Short problem A:
According to the text below on the Battle of Spello, who commanded the imperial forces?
Short problem B:
From the Battle of Spello text below, extract the passage between "Casualties and losses" and "the papal forces.", inclusive.

Text passage:
^^^^^^^^

- Battle of Spello: Part of the Capaccio conspiracy and the Guelph–Ghibelline conflict
| Date | Late March 1246 |
| Location | Near Spello, Duchy of Spoleto |
| Result | Imperial victory |

Belligerents
- Holy Roman Empire Imperial forces in Spoleto: Papal States Forces from Perugia and Assisi

Commanders and leaders
- Marino da Eboli: Raniero Capocci

Strength
- 2,000–4,000: 2,000–3,500

Casualties and losses
- Few hundred killed or wounded: 1,000 killed, wounded or captured

= Battle of Spello =

1246 imperial victory over papal forces near Spello

The Battle of Spello was fought in late March 1246 near Spello in the Duchy of Spoleto, between imperial forces commanded by Marino da Eboli and papal troops led by Cardinal Raniero Capocci, including contingents from Perugia and Assisi. The engagement formed part of the wider crisis produced by the Capaccio conspiracy and ended in an imperial victory with substantial losses among the papal forces.

==Background==
Following Pope Innocent IV's deposition of Frederick II at the First Council of Lyon in 1245, the papacy sought to weaken Hohenstaufen authority throughout Italy. In March 1246 the discovery of the Capaccio conspiracy created an opportunity for the papal party to exploit unrest in the emperor's domains. Capocci, one of Frederick's most determined opponents in central Italy, attempted to widen the crisis by mobilising troops from Perugia and Assisi against imperial positions in the Duchy of Spoleto.

^^^^^^^^

Data excerpt:
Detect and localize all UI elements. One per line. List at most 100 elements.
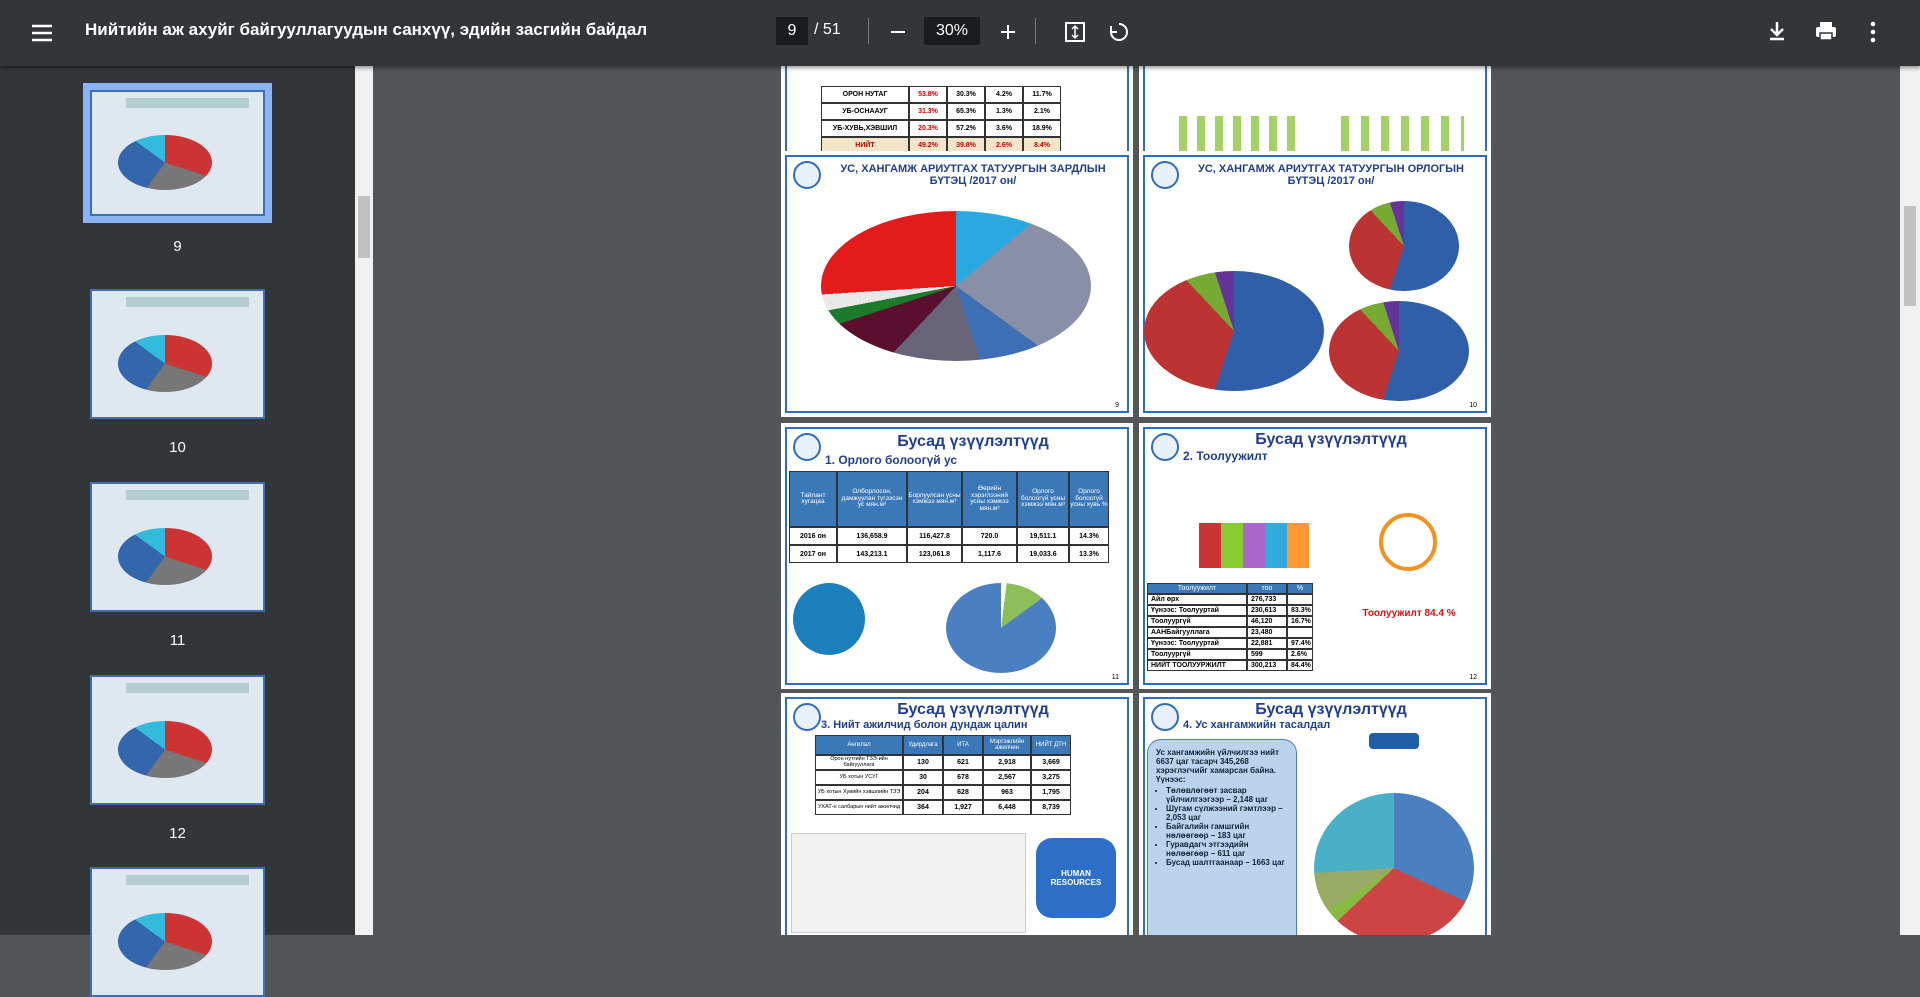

^^^^^^^^

Exercise solution A:
Marino da Eboli

Exercise solution B:
Casualties and losses
- Few hundred killed or wounded: 1,000 killed, wounded or captured

= Battle of Spello =

1246 imperial victory over papal forces near Spello

The Battle of Spello was fought in late March 1246 near Spello in the Duchy of Spoleto, between imperial forces commanded by Marino da Eboli and papal troops led by Cardinal Raniero Capocci, including contingents from Perugia and Assisi. The engagement formed part of the wider crisis produced by the Capaccio conspiracy and ended in an imperial victory with substantial losses among the papal forces.